Objective: Where a line holds the string "title", return that line.

Figure contents as structured data:
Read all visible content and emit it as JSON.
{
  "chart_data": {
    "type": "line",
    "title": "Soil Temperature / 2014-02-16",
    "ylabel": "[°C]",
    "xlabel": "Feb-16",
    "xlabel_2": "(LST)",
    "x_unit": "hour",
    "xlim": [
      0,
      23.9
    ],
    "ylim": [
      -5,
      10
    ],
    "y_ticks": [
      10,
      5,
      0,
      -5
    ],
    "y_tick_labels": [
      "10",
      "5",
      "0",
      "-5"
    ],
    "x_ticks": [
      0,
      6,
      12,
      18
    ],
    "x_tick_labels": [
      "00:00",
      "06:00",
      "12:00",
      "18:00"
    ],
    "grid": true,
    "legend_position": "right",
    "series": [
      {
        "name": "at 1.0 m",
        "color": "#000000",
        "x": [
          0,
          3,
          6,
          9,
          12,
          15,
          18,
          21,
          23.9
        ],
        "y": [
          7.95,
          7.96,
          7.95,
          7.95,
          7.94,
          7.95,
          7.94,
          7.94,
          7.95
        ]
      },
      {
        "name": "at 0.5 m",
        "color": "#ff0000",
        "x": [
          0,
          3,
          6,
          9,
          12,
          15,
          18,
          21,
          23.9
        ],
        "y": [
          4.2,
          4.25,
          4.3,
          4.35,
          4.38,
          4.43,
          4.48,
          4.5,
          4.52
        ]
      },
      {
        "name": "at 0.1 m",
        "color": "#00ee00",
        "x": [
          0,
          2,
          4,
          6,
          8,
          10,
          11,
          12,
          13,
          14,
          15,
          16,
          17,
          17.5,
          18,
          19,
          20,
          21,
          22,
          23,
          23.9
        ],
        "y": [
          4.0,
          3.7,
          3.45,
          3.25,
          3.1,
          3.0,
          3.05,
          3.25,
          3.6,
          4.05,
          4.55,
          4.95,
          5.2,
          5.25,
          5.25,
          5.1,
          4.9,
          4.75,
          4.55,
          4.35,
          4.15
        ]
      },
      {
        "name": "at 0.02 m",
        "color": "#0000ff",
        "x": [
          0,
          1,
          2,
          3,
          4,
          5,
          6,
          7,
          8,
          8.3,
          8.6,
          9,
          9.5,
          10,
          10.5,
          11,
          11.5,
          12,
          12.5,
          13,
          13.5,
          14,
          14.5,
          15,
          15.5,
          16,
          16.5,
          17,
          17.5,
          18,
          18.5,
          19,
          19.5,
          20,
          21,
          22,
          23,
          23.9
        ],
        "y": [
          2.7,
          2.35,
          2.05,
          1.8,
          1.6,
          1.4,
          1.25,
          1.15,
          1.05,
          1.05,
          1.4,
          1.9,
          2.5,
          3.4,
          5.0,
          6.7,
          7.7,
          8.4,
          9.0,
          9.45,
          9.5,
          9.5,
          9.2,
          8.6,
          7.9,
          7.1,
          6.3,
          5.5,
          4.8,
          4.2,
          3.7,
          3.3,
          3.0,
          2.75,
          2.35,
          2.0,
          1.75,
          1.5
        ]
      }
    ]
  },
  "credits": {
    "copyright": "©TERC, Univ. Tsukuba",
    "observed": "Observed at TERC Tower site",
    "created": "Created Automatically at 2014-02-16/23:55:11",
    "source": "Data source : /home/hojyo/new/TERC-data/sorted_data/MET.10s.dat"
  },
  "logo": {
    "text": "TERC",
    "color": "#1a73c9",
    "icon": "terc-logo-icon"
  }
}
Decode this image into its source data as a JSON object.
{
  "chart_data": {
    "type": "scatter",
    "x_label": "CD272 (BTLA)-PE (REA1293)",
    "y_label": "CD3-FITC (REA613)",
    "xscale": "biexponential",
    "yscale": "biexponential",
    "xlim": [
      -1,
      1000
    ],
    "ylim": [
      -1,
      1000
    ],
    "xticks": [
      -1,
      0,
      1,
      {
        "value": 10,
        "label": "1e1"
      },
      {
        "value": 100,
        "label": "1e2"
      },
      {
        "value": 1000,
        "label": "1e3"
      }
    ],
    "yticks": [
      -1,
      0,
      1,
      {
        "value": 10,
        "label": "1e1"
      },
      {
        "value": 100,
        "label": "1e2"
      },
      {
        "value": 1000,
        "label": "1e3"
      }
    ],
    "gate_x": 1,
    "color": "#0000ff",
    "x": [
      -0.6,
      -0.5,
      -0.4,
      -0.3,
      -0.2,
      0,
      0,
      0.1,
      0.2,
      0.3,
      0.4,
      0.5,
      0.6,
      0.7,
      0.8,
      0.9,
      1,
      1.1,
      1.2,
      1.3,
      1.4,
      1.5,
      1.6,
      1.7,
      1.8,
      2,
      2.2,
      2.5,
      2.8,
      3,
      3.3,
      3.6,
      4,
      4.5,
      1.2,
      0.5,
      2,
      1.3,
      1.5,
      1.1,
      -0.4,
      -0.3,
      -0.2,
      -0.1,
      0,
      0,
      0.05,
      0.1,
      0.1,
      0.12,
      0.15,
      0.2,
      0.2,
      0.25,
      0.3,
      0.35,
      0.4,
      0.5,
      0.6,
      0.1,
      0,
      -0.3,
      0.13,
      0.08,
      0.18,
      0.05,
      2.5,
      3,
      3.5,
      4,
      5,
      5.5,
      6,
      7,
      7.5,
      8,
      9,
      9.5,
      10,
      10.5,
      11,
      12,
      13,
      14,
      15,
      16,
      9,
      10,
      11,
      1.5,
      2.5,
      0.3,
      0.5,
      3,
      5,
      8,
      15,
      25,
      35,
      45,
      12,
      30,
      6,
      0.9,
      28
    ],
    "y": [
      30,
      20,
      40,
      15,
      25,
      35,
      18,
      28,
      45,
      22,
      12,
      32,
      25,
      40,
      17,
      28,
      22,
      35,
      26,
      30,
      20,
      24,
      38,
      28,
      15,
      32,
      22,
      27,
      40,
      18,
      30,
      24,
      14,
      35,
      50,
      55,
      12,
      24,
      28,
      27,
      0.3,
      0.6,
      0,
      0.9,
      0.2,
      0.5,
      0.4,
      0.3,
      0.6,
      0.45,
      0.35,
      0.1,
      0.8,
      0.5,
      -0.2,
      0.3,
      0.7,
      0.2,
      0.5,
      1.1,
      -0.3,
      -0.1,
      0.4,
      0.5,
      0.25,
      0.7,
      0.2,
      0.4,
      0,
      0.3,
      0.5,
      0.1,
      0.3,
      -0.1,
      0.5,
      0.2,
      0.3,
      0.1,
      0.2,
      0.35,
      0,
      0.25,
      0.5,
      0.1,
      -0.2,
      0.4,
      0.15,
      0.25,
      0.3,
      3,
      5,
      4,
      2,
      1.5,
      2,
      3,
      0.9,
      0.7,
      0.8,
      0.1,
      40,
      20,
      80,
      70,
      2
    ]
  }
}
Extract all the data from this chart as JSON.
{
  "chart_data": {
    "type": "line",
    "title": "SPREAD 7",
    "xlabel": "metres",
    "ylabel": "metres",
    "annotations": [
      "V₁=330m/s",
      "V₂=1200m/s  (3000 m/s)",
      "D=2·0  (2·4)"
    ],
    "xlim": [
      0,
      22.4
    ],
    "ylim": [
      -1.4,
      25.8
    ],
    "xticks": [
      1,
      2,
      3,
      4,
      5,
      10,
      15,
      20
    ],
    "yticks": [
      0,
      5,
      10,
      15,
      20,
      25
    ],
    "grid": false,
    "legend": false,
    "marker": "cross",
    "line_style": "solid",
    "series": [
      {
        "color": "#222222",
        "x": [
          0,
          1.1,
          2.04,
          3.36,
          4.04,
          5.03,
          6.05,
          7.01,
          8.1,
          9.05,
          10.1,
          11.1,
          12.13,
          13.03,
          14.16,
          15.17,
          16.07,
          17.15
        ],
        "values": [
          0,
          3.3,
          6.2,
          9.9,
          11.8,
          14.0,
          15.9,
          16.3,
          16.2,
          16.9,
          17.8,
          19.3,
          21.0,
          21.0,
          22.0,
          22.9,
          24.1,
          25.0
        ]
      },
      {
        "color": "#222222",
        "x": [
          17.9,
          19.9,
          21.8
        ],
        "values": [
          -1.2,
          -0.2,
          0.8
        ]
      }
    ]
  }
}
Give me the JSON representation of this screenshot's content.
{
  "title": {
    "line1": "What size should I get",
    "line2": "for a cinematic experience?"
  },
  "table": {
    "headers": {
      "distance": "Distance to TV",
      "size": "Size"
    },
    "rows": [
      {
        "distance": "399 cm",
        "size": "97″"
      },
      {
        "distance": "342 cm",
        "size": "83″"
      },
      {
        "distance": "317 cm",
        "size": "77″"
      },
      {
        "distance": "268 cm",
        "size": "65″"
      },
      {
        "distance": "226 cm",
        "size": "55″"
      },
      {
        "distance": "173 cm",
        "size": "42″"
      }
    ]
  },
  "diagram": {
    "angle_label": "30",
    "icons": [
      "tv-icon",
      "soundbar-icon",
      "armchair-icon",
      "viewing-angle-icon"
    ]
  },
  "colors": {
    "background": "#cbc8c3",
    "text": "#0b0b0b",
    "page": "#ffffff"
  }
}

Task response:
    "title": "Soil Temperature / 2014-02-16",
    "title": "SPREAD 7",
  "title": {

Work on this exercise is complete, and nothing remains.